((

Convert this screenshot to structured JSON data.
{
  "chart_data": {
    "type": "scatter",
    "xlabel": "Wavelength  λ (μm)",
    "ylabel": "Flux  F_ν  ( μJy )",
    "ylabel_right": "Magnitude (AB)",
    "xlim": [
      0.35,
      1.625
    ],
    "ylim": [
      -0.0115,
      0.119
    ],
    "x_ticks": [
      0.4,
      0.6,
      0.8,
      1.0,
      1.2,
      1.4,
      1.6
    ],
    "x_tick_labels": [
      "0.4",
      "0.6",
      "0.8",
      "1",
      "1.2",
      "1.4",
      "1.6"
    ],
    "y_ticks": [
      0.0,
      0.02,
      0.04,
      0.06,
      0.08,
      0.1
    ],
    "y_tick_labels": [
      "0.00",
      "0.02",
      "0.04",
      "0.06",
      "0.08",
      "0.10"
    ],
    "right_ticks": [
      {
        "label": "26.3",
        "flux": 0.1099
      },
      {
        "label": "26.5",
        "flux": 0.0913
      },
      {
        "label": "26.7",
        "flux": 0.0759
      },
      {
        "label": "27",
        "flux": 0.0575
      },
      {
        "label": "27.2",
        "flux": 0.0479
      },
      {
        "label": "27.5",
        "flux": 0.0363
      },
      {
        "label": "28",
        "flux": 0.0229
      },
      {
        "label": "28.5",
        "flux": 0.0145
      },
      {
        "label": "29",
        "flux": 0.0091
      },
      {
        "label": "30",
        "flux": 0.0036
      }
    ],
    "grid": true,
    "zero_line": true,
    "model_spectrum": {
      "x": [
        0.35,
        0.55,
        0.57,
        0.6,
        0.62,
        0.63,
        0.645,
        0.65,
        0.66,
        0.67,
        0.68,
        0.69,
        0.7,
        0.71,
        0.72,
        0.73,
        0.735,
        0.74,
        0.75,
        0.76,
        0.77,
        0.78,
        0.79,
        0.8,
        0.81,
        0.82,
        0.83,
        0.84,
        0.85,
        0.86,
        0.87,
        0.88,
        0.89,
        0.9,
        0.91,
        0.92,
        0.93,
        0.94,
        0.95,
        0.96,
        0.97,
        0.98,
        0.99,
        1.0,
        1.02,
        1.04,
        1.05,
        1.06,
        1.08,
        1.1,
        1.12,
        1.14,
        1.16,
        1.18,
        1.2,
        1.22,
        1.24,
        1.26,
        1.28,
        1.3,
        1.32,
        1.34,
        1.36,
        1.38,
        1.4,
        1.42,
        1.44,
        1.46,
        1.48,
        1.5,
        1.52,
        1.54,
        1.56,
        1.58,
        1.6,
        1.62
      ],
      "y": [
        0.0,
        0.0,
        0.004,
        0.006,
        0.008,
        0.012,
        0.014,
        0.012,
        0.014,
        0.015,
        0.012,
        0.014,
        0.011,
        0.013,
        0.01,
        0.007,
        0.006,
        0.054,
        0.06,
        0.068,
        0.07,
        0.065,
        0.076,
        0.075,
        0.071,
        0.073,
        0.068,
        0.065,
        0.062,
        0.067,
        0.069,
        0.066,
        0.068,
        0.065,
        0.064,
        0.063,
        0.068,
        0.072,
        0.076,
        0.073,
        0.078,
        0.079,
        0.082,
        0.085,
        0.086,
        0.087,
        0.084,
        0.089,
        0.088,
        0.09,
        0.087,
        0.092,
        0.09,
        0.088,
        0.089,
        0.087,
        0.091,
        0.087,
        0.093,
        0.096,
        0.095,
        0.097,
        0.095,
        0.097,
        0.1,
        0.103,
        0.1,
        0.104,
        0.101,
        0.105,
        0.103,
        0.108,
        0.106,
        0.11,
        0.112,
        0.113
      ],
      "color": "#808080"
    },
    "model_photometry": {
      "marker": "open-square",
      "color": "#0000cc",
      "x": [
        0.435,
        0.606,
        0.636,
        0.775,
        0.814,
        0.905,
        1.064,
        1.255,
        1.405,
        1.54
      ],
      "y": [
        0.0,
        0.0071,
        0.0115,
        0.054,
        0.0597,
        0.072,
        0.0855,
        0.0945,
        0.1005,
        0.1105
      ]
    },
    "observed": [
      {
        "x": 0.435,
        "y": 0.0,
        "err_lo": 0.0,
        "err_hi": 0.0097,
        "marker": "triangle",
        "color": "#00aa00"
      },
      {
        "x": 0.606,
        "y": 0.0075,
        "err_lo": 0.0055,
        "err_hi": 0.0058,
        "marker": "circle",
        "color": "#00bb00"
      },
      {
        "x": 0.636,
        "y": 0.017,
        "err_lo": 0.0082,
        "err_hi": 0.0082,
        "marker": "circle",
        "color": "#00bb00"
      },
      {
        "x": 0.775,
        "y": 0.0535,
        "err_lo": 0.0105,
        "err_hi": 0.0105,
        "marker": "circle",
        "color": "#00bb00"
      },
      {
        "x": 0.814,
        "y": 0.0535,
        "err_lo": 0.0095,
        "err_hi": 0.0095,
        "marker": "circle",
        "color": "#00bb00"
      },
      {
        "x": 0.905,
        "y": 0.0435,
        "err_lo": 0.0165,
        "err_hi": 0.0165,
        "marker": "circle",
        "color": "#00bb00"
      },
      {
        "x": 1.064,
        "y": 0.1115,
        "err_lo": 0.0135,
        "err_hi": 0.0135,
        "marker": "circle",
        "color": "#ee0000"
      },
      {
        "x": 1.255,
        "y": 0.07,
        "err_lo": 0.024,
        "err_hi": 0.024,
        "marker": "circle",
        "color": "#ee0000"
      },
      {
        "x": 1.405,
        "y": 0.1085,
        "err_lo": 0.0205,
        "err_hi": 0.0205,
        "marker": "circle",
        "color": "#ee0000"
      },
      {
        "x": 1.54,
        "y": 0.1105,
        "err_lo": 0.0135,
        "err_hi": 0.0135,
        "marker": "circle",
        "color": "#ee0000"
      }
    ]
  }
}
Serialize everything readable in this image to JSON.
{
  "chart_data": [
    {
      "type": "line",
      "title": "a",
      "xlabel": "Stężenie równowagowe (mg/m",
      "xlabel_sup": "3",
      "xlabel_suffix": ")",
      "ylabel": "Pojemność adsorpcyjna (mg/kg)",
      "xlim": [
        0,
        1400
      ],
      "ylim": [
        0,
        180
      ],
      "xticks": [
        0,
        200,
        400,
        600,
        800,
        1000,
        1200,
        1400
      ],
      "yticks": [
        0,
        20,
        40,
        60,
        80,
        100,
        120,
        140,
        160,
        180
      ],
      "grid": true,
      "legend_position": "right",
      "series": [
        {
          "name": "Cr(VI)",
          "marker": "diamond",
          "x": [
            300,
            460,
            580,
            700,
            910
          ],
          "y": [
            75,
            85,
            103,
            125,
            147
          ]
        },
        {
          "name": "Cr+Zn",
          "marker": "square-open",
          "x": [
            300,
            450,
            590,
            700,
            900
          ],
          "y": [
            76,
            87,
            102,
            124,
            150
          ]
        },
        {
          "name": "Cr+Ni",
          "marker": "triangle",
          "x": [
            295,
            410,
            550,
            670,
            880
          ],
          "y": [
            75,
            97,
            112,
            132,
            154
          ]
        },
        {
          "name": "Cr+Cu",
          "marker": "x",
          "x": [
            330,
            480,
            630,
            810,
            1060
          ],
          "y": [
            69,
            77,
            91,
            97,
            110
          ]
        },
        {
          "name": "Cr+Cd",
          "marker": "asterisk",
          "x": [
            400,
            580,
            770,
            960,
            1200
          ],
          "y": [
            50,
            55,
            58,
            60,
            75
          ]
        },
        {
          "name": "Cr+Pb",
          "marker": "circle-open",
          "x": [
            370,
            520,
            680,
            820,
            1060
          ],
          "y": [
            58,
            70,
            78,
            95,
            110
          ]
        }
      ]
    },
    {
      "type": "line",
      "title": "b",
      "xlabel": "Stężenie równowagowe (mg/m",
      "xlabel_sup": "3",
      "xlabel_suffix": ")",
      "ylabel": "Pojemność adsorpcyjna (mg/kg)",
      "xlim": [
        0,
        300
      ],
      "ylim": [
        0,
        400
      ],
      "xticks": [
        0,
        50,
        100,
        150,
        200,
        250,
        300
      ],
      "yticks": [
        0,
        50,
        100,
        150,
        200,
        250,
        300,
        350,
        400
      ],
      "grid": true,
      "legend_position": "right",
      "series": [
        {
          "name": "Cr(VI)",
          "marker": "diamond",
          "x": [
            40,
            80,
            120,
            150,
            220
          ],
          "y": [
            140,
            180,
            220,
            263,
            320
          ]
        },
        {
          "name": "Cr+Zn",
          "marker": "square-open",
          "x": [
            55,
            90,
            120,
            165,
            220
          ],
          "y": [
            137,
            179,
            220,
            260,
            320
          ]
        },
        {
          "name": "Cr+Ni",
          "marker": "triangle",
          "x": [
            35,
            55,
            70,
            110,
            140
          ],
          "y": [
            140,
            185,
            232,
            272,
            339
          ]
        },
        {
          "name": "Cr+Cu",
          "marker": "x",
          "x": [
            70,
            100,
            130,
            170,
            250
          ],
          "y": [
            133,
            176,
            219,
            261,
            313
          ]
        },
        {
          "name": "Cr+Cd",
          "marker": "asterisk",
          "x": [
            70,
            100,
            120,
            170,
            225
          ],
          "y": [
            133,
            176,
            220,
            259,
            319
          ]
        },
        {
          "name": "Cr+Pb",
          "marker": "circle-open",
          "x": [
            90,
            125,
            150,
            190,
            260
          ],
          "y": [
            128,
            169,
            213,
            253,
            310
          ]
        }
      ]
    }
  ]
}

))

### [WHAT IS NEEDED]
Copy every line of the data that holds the string "this".

### [PROBLEM SOLUTION]
Convert this screenshot to structured JSON data.
Serialize everything readable in this image to JSON.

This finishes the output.